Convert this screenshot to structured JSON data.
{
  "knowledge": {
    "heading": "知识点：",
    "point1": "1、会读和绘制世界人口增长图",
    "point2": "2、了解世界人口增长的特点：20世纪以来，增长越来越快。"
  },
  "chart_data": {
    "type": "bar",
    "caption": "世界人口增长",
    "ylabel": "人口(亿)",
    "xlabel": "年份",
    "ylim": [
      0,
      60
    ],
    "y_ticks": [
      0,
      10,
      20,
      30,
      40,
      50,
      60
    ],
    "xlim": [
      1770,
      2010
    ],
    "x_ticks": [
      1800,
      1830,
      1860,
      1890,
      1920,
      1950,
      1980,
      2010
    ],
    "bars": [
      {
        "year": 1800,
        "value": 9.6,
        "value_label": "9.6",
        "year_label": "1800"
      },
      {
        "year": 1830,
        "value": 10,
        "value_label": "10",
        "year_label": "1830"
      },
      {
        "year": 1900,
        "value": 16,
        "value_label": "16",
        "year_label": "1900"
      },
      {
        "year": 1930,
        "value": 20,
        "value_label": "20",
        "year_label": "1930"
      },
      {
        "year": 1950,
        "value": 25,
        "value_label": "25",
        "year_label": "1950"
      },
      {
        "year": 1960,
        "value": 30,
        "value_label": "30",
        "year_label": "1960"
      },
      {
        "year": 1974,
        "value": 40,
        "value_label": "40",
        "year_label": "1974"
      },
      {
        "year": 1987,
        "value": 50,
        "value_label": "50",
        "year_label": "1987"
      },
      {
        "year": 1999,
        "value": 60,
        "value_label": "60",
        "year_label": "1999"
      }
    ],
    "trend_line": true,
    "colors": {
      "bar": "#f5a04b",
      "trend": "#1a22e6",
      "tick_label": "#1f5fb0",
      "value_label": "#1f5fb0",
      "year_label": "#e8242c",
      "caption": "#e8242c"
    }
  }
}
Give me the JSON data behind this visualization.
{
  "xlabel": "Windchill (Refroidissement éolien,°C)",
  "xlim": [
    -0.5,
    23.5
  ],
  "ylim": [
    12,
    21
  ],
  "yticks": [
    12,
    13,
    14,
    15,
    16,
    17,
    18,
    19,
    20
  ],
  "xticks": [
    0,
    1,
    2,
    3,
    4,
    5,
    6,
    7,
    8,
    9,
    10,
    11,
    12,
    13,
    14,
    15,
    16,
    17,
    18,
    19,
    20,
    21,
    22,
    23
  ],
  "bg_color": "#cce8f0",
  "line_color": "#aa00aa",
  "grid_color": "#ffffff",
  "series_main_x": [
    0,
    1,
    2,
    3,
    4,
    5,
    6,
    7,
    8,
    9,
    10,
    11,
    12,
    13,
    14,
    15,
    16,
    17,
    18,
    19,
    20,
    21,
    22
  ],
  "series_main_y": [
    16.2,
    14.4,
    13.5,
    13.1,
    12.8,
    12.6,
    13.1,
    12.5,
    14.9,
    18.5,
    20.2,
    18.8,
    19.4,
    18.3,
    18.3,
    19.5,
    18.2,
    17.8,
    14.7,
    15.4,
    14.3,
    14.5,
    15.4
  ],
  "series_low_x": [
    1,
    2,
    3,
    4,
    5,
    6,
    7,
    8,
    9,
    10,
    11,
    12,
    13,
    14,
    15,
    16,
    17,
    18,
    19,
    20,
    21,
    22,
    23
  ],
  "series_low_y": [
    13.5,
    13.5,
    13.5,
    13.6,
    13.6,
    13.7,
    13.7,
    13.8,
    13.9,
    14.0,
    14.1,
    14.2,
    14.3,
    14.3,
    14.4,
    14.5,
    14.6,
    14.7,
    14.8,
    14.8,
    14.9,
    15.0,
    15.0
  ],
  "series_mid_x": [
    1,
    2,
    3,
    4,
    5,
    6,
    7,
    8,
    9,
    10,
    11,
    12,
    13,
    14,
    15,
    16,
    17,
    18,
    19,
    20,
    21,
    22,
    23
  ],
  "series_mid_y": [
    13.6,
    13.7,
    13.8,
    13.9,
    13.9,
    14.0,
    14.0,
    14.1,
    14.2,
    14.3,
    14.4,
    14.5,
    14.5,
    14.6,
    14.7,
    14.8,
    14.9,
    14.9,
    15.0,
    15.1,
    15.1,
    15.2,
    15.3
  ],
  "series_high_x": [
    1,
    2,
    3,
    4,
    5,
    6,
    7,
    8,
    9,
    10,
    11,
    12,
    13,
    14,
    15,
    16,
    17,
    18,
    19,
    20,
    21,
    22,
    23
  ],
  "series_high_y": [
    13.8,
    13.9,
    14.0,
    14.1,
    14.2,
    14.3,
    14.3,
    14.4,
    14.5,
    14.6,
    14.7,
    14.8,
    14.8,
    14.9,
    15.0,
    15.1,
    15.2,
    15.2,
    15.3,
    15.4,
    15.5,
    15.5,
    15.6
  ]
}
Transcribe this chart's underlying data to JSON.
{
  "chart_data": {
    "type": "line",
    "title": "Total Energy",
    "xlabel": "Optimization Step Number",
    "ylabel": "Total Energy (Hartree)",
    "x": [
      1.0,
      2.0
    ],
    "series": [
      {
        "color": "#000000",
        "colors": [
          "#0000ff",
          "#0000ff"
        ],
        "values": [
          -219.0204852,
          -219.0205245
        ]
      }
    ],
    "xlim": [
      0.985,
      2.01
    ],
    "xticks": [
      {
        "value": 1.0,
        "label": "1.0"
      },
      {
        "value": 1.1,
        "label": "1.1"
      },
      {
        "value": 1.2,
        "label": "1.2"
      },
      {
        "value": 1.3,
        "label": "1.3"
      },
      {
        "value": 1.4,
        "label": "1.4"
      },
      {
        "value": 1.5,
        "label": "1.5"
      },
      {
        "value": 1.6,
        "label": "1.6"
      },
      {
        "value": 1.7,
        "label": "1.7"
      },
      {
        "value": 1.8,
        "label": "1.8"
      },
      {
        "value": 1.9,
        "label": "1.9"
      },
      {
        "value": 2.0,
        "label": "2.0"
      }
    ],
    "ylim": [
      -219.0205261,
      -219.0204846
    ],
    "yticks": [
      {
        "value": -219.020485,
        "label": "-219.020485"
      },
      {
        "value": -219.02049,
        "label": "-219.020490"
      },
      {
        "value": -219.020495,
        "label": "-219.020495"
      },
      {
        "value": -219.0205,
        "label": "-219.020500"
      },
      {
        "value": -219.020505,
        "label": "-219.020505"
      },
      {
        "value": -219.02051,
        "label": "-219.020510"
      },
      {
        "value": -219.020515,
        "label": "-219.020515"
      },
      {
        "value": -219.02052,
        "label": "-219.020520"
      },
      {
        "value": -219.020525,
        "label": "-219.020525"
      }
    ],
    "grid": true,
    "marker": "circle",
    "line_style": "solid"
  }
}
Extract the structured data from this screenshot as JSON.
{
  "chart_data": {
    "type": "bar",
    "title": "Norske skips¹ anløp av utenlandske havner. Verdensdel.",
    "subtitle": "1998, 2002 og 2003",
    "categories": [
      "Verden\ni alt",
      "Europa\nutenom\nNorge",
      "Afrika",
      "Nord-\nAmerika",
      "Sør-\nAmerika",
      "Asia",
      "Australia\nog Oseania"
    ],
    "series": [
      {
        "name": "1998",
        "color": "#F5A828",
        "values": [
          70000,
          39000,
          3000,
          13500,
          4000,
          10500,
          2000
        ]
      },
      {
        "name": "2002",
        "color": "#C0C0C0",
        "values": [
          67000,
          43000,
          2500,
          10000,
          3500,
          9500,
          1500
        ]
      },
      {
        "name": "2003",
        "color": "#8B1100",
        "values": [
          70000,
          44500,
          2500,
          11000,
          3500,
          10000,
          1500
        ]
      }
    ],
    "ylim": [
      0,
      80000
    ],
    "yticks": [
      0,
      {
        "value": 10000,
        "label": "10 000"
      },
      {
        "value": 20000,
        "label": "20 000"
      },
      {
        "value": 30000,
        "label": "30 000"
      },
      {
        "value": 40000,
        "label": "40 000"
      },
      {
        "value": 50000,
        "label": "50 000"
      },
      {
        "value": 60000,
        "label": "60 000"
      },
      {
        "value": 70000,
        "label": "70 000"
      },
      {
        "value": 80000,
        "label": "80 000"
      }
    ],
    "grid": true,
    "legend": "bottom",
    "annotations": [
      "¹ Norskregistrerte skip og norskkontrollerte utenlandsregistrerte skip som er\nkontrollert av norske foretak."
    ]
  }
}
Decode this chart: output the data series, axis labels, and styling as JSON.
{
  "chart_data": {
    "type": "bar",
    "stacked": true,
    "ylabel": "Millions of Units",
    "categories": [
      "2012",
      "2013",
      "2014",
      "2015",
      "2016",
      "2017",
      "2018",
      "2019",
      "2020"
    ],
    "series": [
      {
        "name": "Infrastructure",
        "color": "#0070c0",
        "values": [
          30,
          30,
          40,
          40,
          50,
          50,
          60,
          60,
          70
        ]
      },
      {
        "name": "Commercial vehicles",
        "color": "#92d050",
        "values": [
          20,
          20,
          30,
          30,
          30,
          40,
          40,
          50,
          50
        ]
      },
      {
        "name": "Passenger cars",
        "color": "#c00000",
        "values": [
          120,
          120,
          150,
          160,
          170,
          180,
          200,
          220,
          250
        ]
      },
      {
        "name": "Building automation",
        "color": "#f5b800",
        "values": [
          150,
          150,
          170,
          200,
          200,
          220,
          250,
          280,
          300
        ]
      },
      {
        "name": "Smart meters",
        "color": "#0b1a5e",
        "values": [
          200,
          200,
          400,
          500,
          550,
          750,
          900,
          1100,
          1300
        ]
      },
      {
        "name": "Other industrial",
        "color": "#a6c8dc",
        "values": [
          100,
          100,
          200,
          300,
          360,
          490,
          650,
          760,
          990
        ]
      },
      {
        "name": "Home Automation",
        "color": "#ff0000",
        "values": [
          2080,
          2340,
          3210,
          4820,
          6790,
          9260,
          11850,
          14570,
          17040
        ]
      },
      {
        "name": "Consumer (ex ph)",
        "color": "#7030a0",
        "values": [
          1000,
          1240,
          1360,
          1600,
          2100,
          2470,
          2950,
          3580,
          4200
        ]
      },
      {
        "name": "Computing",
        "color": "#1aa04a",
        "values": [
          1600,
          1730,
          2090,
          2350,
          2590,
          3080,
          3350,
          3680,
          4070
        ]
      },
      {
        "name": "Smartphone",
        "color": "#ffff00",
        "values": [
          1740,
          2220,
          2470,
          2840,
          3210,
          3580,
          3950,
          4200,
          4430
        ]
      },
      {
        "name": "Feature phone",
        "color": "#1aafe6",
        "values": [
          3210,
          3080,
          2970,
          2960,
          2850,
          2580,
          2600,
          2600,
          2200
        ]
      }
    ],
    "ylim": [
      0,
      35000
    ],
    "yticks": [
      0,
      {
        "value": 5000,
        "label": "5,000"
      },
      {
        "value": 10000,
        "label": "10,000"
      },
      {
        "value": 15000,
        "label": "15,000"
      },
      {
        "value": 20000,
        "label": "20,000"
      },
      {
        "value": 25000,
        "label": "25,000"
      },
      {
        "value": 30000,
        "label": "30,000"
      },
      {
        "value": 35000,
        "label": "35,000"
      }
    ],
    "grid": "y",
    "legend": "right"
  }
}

• **GOAL**:
Find every line in the records that has the string "Total", then state how many there are and nothing else.

• **FINAL ANSWER**:
2